Write out the whole listing word for word.

● Records provided:
* * * * * * * * *
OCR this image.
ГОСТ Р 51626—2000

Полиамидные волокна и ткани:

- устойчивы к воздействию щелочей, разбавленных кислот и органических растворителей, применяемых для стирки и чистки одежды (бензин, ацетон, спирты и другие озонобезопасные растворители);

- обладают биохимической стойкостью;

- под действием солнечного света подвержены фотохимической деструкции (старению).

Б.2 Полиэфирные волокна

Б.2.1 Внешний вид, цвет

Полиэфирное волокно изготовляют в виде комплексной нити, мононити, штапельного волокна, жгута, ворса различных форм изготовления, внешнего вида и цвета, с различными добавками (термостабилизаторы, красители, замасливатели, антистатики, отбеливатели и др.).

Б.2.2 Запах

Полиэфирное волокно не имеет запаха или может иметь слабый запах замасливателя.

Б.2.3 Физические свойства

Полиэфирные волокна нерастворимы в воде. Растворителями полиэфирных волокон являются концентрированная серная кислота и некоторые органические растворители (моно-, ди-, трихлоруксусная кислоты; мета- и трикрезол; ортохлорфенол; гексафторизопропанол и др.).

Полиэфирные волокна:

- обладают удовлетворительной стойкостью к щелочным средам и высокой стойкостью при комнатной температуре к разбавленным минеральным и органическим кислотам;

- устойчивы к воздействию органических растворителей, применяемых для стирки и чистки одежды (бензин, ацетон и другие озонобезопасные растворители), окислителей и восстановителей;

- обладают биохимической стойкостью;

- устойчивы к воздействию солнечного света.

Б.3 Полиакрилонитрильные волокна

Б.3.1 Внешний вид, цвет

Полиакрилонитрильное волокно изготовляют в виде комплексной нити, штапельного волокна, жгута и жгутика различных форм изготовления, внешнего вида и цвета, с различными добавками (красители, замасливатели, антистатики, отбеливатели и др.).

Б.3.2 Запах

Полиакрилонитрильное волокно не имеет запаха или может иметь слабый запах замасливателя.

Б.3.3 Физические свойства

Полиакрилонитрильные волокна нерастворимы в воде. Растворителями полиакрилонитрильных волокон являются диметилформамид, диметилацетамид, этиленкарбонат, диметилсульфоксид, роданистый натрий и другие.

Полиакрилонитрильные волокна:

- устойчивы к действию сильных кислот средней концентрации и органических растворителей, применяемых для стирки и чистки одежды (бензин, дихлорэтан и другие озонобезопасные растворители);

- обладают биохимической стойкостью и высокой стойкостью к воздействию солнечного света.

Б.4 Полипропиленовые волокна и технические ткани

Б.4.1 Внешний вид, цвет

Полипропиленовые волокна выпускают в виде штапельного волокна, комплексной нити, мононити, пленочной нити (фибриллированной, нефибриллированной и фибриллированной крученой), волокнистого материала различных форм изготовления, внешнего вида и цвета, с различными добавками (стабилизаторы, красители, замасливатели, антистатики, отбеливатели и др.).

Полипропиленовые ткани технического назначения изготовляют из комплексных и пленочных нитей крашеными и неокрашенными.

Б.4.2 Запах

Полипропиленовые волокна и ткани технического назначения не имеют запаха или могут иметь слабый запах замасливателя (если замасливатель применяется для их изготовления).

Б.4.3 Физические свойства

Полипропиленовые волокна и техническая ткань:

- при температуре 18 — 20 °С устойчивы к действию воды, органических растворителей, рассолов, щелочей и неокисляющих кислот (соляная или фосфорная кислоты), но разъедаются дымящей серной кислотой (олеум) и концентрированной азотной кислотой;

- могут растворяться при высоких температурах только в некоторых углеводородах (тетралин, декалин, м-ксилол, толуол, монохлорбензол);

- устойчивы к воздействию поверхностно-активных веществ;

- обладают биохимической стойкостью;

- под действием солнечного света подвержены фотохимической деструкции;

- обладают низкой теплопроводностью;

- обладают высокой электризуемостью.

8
* * * * * * * * *
● Task response:
OCR this image.
ГОСТ Р 51626—2000

Полиамидные волокна и ткани:

- устойчивы к воздействию щелочей, разбавленных кислот и органических растворителей, применяемых для стирки и чистки одежды (бензин, ацетон, спирты и другие озонобезопасные растворители);

- обладают биохимической стойкостью;

- под действием солнечного света подвержены фотохимической деструкции (старению).

Б.2 Полиэфирные волокна

Б.2.1 Внешний вид, цвет

Полиэфирное волокно изготовляют в виде комплексной нити, мононити, штапельного волокна, жгута, ворса различных форм изготовления, внешнего вида и цвета, с различными добавками (термостабилизаторы, красители, замасливатели, антистатики, отбеливатели и др.).

Б.2.2 Запах

Полиэфирное волокно не имеет запаха или может иметь слабый запах замасливателя.

Б.2.3 Физические свойства

Полиэфирные волокна нерастворимы в воде. Растворителями полиэфирных волокон являются концентрированная серная кислота и некоторые органические растворители (моно-, ди-, трихлоруксусная кислоты; мета- и трикрезол; ортохлорфенол; гексафторизопропанол и др.).

Полиэфирные волокна:

- обладают удовлетворительной стойкостью к щелочным средам и высокой стойкостью при комнатной температуре к разбавленным минеральным и органическим кислотам;

- устойчивы к воздействию органических растворителей, применяемых для стирки и чистки одежды (бензин, ацетон и другие озонобезопасные растворители), окислителей и восстановителей;

- обладают биохимической стойкостью;

- устойчивы к воздействию солнечного света.

Б.3 Полиакрилонитрильные волокна

Б.3.1 Внешний вид, цвет

Полиакрилонитрильное волокно изготовляют в виде комплексной нити, штапельного волокна, жгута и жгутика различных форм изготовления, внешнего вида и цвета, с различными добавками (красители, замасливатели, антистатики, отбеливатели и др.).

Б.3.2 Запах

Полиакрилонитрильное волокно не имеет запаха или может иметь слабый запах замасливателя.

Б.3.3 Физические свойства

Полиакрилонитрильные волокна нерастворимы в воде. Растворителями полиакрилонитрильных волокон являются диметилформамид, диметилацетамид, этиленкарбонат, диметилсульфоксид, роданистый натрий и другие.

Полиакрилонитрильные волокна:

- устойчивы к действию сильных кислот средней концентрации и органических растворителей, применяемых для стирки и чистки одежды (бензин, дихлорэтан и другие озонобезопасные растворители);

- обладают биохимической стойкостью и высокой стойкостью к воздействию солнечного света.

Б.4 Полипропиленовые волокна и технические ткани

Б.4.1 Внешний вид, цвет

Полипропиленовые волокна выпускают в виде штапельного волокна, комплексной нити, мононити, пленочной нити (фибриллированной, нефибриллированной и фибриллированной крученой), волокнистого материала различных форм изготовления, внешнего вида и цвета, с различными добавками (стабилизаторы, красители, замасливатели, антистатики, отбеливатели и др.).

Полипропиленовые ткани технического назначения изготовляют из комплексных и пленочных нитей крашеными и неокрашенными.

Б.4.2 Запах

Полипропиленовые волокна и ткани технического назначения не имеют запаха или могут иметь слабый запах замасливателя (если замасливатель применяется для их изготовления).

Б.4.3 Физические свойства

Полипропиленовые волокна и техническая ткань:

- при температуре 18 — 20 °С устойчивы к действию воды, органических растворителей, рассолов, щелочей и неокисляющих кислот (соляная или фосфорная кислоты), но разъедаются дымящей серной кислотой (олеум) и концентрированной азотной кислотой;

- могут растворяться при высоких температурах только в некоторых углеводородах (тетралин, декалин, м-ксилол, толуол, монохлорбензол);

- устойчивы к воздействию поверхностно-активных веществ;

- обладают биохимической стойкостью;

- под действием солнечного света подвержены фотохимической деструкции;

- обладают низкой теплопроводностью;

- обладают высокой электризуемостью.

8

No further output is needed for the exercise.